▶ **Brief**
Set the listing down again in full, word for word, with the pictures left out.

[Saved entries]
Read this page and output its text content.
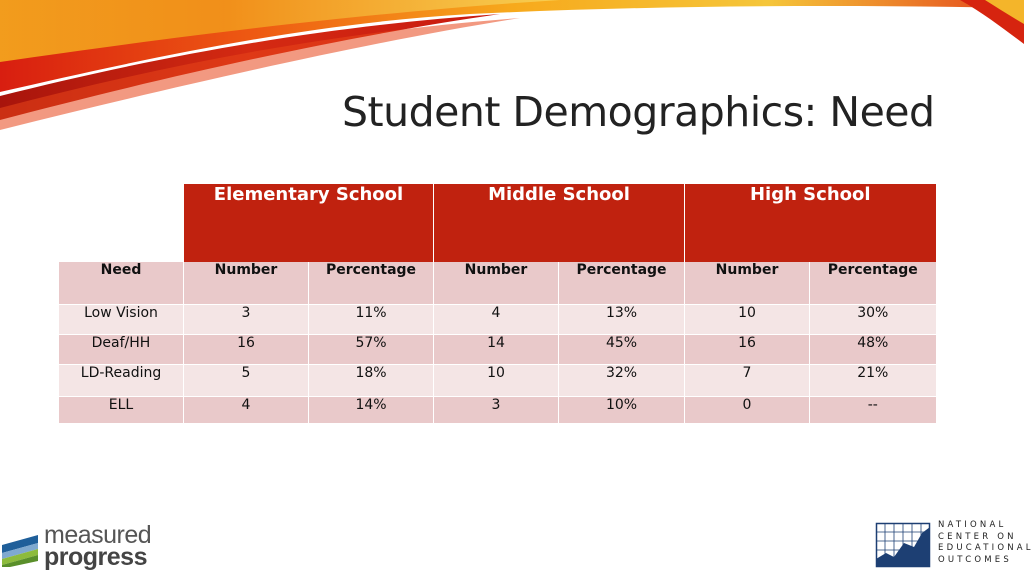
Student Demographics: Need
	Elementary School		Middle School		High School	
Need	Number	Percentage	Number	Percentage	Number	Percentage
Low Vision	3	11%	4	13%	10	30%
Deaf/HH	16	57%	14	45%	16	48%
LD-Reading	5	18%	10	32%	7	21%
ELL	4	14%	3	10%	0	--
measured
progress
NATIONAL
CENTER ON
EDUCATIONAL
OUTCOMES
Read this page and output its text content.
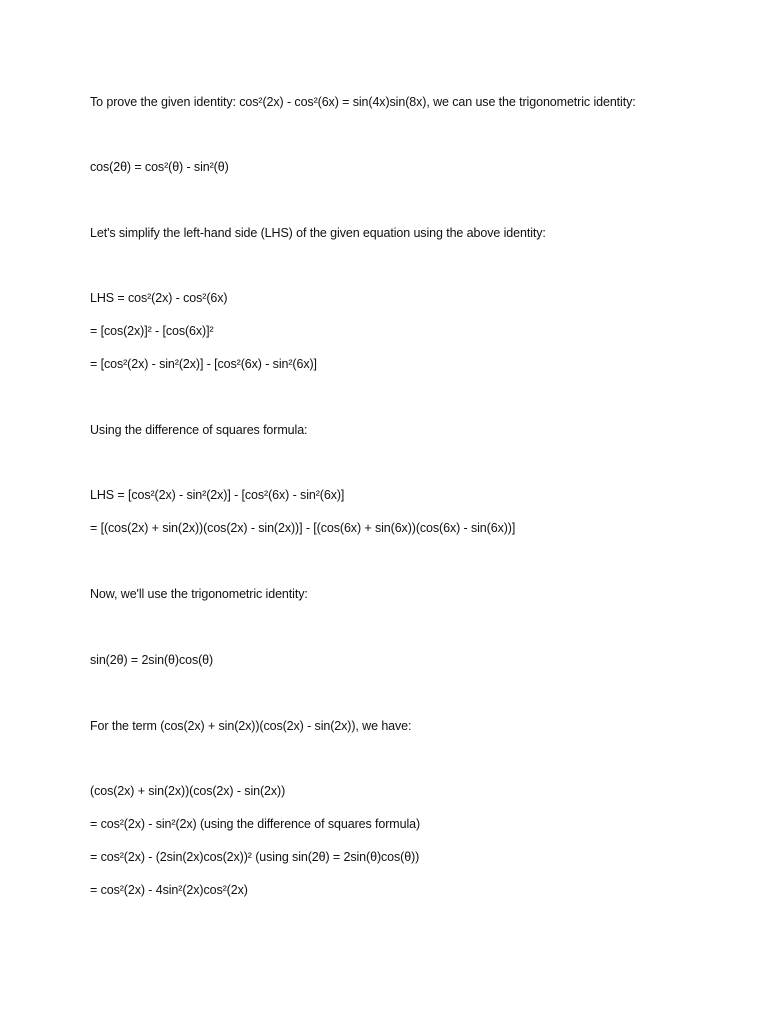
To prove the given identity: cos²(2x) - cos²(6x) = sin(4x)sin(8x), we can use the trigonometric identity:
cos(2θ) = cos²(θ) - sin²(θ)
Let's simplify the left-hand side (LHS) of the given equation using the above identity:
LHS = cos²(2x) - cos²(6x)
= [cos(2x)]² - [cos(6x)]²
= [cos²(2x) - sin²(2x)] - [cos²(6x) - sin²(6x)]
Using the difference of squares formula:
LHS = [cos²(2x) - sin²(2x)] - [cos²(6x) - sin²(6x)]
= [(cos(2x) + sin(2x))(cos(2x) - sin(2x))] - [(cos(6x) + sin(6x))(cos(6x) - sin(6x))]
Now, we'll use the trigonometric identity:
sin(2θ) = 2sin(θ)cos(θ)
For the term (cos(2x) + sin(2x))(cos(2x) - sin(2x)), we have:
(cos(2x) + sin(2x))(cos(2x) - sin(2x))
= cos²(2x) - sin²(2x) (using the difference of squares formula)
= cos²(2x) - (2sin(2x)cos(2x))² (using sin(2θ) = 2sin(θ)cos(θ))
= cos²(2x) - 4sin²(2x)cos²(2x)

▶ **Result**
Read this page and output its text content.
Student Demographics: Need
	Elementary School		Middle School		High School	
Need	Number	Percentage	Number	Percentage	Number	Percentage
Low Vision	3	11%	4	13%	10	30%
Deaf/HH	16	57%	14	45%	16	48%
LD-Reading	5	18%	10	32%	7	21%
ELL	4	14%	3	10%	0	--
measured
progress
NATIONAL
CENTER ON
EDUCATIONAL
OUTCOMES
Read this page and output its text content.
To prove the given identity: cos²(2x) - cos²(6x) = sin(4x)sin(8x), we can use the trigonometric identity:
cos(2θ) = cos²(θ) - sin²(θ)
Let's simplify the left-hand side (LHS) of the given equation using the above identity:
LHS = cos²(2x) - cos²(6x)
= [cos(2x)]² - [cos(6x)]²
= [cos²(2x) - sin²(2x)] - [cos²(6x) - sin²(6x)]
Using the difference of squares formula:
LHS = [cos²(2x) - sin²(2x)] - [cos²(6x) - sin²(6x)]
= [(cos(2x) + sin(2x))(cos(2x) - sin(2x))] - [(cos(6x) + sin(6x))(cos(6x) - sin(6x))]
Now, we'll use the trigonometric identity:
sin(2θ) = 2sin(θ)cos(θ)
For the term (cos(2x) + sin(2x))(cos(2x) - sin(2x)), we have:
(cos(2x) + sin(2x))(cos(2x) - sin(2x))
= cos²(2x) - sin²(2x) (using the difference of squares formula)
= cos²(2x) - (2sin(2x)cos(2x))² (using sin(2θ) = 2sin(θ)cos(θ))
= cos²(2x) - 4sin²(2x)cos²(2x)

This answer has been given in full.